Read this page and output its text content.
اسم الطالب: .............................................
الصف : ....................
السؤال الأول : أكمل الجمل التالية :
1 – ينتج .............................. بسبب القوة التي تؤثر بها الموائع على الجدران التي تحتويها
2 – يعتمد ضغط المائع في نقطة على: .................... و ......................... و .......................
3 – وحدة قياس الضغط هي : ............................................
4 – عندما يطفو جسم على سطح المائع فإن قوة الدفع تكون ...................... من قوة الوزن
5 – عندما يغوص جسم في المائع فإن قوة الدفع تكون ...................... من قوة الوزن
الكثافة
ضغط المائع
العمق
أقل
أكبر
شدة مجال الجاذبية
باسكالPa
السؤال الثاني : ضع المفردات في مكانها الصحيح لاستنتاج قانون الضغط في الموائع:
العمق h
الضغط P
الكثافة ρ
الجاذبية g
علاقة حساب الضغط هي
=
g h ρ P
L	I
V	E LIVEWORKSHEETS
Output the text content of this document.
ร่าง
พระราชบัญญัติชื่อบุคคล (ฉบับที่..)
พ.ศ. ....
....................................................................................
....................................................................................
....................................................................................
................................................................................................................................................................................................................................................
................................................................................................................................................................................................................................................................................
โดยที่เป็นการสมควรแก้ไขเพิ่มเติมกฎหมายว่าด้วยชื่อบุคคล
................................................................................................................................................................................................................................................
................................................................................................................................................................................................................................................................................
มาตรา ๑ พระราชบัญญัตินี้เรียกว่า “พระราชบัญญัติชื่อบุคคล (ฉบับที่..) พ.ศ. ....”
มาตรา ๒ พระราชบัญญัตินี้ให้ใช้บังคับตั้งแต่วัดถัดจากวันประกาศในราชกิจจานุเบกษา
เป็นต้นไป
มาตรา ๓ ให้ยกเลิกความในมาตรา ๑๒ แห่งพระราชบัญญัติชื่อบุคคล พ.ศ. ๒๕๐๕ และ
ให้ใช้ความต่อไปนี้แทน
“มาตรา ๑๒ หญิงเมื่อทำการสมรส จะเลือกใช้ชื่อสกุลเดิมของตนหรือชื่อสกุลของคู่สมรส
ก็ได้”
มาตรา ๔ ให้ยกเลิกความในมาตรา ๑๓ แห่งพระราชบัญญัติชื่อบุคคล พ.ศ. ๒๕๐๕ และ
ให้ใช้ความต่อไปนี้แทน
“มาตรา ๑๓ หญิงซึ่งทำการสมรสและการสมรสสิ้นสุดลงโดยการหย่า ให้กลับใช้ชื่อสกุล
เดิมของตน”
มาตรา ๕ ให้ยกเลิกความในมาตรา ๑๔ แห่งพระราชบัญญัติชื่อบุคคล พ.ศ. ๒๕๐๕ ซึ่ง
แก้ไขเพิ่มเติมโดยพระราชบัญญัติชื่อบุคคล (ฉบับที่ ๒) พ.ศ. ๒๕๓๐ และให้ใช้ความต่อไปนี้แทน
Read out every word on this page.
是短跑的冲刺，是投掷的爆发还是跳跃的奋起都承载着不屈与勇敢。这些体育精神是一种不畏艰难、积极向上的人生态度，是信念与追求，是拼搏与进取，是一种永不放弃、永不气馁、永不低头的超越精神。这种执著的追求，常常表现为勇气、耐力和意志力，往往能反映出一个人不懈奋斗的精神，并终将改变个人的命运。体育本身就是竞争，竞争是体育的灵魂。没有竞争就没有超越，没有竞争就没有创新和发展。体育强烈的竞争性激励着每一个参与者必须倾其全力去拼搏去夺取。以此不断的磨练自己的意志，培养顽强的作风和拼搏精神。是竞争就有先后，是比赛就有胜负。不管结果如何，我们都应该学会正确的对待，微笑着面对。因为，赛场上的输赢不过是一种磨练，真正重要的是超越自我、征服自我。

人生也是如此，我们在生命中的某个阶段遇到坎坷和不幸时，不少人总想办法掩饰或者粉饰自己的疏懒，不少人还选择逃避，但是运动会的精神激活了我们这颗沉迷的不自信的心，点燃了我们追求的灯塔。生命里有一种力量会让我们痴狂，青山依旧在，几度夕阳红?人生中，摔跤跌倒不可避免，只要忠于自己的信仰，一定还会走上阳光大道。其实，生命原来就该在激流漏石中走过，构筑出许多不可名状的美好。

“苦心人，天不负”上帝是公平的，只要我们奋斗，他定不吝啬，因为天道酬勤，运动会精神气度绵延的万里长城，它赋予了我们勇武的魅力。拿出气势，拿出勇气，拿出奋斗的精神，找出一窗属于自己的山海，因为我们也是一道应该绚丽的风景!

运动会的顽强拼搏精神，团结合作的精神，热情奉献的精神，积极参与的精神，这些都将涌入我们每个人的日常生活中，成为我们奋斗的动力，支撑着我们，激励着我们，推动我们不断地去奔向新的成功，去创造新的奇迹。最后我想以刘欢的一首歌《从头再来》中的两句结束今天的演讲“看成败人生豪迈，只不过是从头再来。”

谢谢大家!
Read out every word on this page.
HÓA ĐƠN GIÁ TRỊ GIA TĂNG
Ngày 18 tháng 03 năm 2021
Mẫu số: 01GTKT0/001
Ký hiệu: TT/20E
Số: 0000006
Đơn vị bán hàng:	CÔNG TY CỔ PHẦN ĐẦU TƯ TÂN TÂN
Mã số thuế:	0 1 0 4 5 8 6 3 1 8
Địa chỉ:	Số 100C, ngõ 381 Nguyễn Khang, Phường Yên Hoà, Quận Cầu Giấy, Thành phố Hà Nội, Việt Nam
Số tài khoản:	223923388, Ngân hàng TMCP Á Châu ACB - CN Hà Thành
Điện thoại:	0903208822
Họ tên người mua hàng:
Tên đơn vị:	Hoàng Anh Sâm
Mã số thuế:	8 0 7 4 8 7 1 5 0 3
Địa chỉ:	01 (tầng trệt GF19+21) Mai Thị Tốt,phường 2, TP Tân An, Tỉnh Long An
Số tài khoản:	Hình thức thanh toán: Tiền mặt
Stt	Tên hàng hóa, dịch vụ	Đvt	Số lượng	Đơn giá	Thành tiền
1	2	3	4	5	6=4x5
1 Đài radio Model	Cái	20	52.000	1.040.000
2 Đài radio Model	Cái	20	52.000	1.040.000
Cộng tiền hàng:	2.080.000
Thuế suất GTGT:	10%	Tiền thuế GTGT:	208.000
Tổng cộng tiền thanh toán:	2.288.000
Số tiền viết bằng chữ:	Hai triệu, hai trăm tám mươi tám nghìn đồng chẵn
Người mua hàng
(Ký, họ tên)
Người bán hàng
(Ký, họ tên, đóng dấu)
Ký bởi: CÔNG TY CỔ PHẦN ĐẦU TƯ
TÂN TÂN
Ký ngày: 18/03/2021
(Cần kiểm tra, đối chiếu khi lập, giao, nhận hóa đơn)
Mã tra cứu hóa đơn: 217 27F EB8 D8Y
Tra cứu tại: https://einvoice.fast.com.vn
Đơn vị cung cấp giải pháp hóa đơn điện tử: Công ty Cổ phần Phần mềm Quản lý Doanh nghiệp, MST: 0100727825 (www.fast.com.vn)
————
**GIVEN PROBLEM:**
Please quote the data above in full, with no line missing.

**EXERCISE RESULT:**
Read this page and output its text content.
اسم الطالب: .............................................
الصف : ....................
السؤال الأول : أكمل الجمل التالية :
1 – ينتج .............................. بسبب القوة التي تؤثر بها الموائع على الجدران التي تحتويها
2 – يعتمد ضغط المائع في نقطة على: .................... و ......................... و .......................
3 – وحدة قياس الضغط هي : ............................................
4 – عندما يطفو جسم على سطح المائع فإن قوة الدفع تكون ...................... من قوة الوزن
5 – عندما يغوص جسم في المائع فإن قوة الدفع تكون ...................... من قوة الوزن
الكثافة
ضغط المائع
العمق
أقل
أكبر
شدة مجال الجاذبية
باسكالPa
السؤال الثاني : ضع المفردات في مكانها الصحيح لاستنتاج قانون الضغط في الموائع:
العمق h
الضغط P
الكثافة ρ
الجاذبية g
علاقة حساب الضغط هي
=
g h ρ P
L	I
V	E LIVEWORKSHEETS
Output the text content of this document.
ร่าง
พระราชบัญญัติชื่อบุคคล (ฉบับที่..)
พ.ศ. ....
....................................................................................
....................................................................................
....................................................................................
................................................................................................................................................................................................................................................
................................................................................................................................................................................................................................................................................
โดยที่เป็นการสมควรแก้ไขเพิ่มเติมกฎหมายว่าด้วยชื่อบุคคล
................................................................................................................................................................................................................................................
................................................................................................................................................................................................................................................................................
มาตรา ๑ พระราชบัญญัตินี้เรียกว่า “พระราชบัญญัติชื่อบุคคล (ฉบับที่..) พ.ศ. ....”
มาตรา ๒ พระราชบัญญัตินี้ให้ใช้บังคับตั้งแต่วัดถัดจากวันประกาศในราชกิจจานุเบกษา
เป็นต้นไป
มาตรา ๓ ให้ยกเลิกความในมาตรา ๑๒ แห่งพระราชบัญญัติชื่อบุคคล พ.ศ. ๒๕๐๕ และ
ให้ใช้ความต่อไปนี้แทน
“มาตรา ๑๒ หญิงเมื่อทำการสมรส จะเลือกใช้ชื่อสกุลเดิมของตนหรือชื่อสกุลของคู่สมรส
ก็ได้”
มาตรา ๔ ให้ยกเลิกความในมาตรา ๑๓ แห่งพระราชบัญญัติชื่อบุคคล พ.ศ. ๒๕๐๕ และ
ให้ใช้ความต่อไปนี้แทน
“มาตรา ๑๓ หญิงซึ่งทำการสมรสและการสมรสสิ้นสุดลงโดยการหย่า ให้กลับใช้ชื่อสกุล
เดิมของตน”
มาตรา ๕ ให้ยกเลิกความในมาตรา ๑๔ แห่งพระราชบัญญัติชื่อบุคคล พ.ศ. ๒๕๐๕ ซึ่ง
แก้ไขเพิ่มเติมโดยพระราชบัญญัติชื่อบุคคล (ฉบับที่ ๒) พ.ศ. ๒๕๓๐ และให้ใช้ความต่อไปนี้แทน
Read out every word on this page.
是短跑的冲刺，是投掷的爆发还是跳跃的奋起都承载着不屈与勇敢。这些体育精神是一种不畏艰难、积极向上的人生态度，是信念与追求，是拼搏与进取，是一种永不放弃、永不气馁、永不低头的超越精神。这种执著的追求，常常表现为勇气、耐力和意志力，往往能反映出一个人不懈奋斗的精神，并终将改变个人的命运。体育本身就是竞争，竞争是体育的灵魂。没有竞争就没有超越，没有竞争就没有创新和发展。体育强烈的竞争性激励着每一个参与者必须倾其全力去拼搏去夺取。以此不断的磨练自己的意志，培养顽强的作风和拼搏精神。是竞争就有先后，是比赛就有胜负。不管结果如何，我们都应该学会正确的对待，微笑着面对。因为，赛场上的输赢不过是一种磨练，真正重要的是超越自我、征服自我。

人生也是如此，我们在生命中的某个阶段遇到坎坷和不幸时，不少人总想办法掩饰或者粉饰自己的疏懒，不少人还选择逃避，但是运动会的精神激活了我们这颗沉迷的不自信的心，点燃了我们追求的灯塔。生命里有一种力量会让我们痴狂，青山依旧在，几度夕阳红?人生中，摔跤跌倒不可避免，只要忠于自己的信仰，一定还会走上阳光大道。其实，生命原来就该在激流漏石中走过，构筑出许多不可名状的美好。

“苦心人，天不负”上帝是公平的，只要我们奋斗，他定不吝啬，因为天道酬勤，运动会精神气度绵延的万里长城，它赋予了我们勇武的魅力。拿出气势，拿出勇气，拿出奋斗的精神，找出一窗属于自己的山海，因为我们也是一道应该绚丽的风景!

运动会的顽强拼搏精神，团结合作的精神，热情奉献的精神，积极参与的精神，这些都将涌入我们每个人的日常生活中，成为我们奋斗的动力，支撑着我们，激励着我们，推动我们不断地去奔向新的成功，去创造新的奇迹。最后我想以刘欢的一首歌《从头再来》中的两句结束今天的演讲“看成败人生豪迈，只不过是从头再来。”

谢谢大家!
Read out every word on this page.
HÓA ĐƠN GIÁ TRỊ GIA TĂNG
Ngày 18 tháng 03 năm 2021
Mẫu số: 01GTKT0/001
Ký hiệu: TT/20E
Số: 0000006
Đơn vị bán hàng:	CÔNG TY CỔ PHẦN ĐẦU TƯ TÂN TÂN
Mã số thuế:	0 1 0 4 5 8 6 3 1 8
Địa chỉ:	Số 100C, ngõ 381 Nguyễn Khang, Phường Yên Hoà, Quận Cầu Giấy, Thành phố Hà Nội, Việt Nam
Số tài khoản:	223923388, Ngân hàng TMCP Á Châu ACB - CN Hà Thành
Điện thoại:	0903208822
Họ tên người mua hàng:
Tên đơn vị:	Hoàng Anh Sâm
Mã số thuế:	8 0 7 4 8 7 1 5 0 3
Địa chỉ:	01 (tầng trệt GF19+21) Mai Thị Tốt,phường 2, TP Tân An, Tỉnh Long An
Số tài khoản:	Hình thức thanh toán: Tiền mặt
Stt	Tên hàng hóa, dịch vụ	Đvt	Số lượng	Đơn giá	Thành tiền
1	2	3	4	5	6=4x5
1 Đài radio Model	Cái	20	52.000	1.040.000
2 Đài radio Model	Cái	20	52.000	1.040.000
Cộng tiền hàng:	2.080.000
Thuế suất GTGT:	10%	Tiền thuế GTGT:	208.000
Tổng cộng tiền thanh toán:	2.288.000
Số tiền viết bằng chữ:	Hai triệu, hai trăm tám mươi tám nghìn đồng chẵn
Người mua hàng
(Ký, họ tên)
Người bán hàng
(Ký, họ tên, đóng dấu)
Ký bởi: CÔNG TY CỔ PHẦN ĐẦU TƯ
TÂN TÂN
Ký ngày: 18/03/2021
(Cần kiểm tra, đối chiếu khi lập, giao, nhận hóa đơn)
Mã tra cứu hóa đơn: 217 27F EB8 D8Y
Tra cứu tại: https://einvoice.fast.com.vn
Đơn vị cung cấp giải pháp hóa đơn điện tử: Công ty Cổ phần Phần mềm Quản lý Doanh nghiệp, MST: 0100727825 (www.fast.com.vn)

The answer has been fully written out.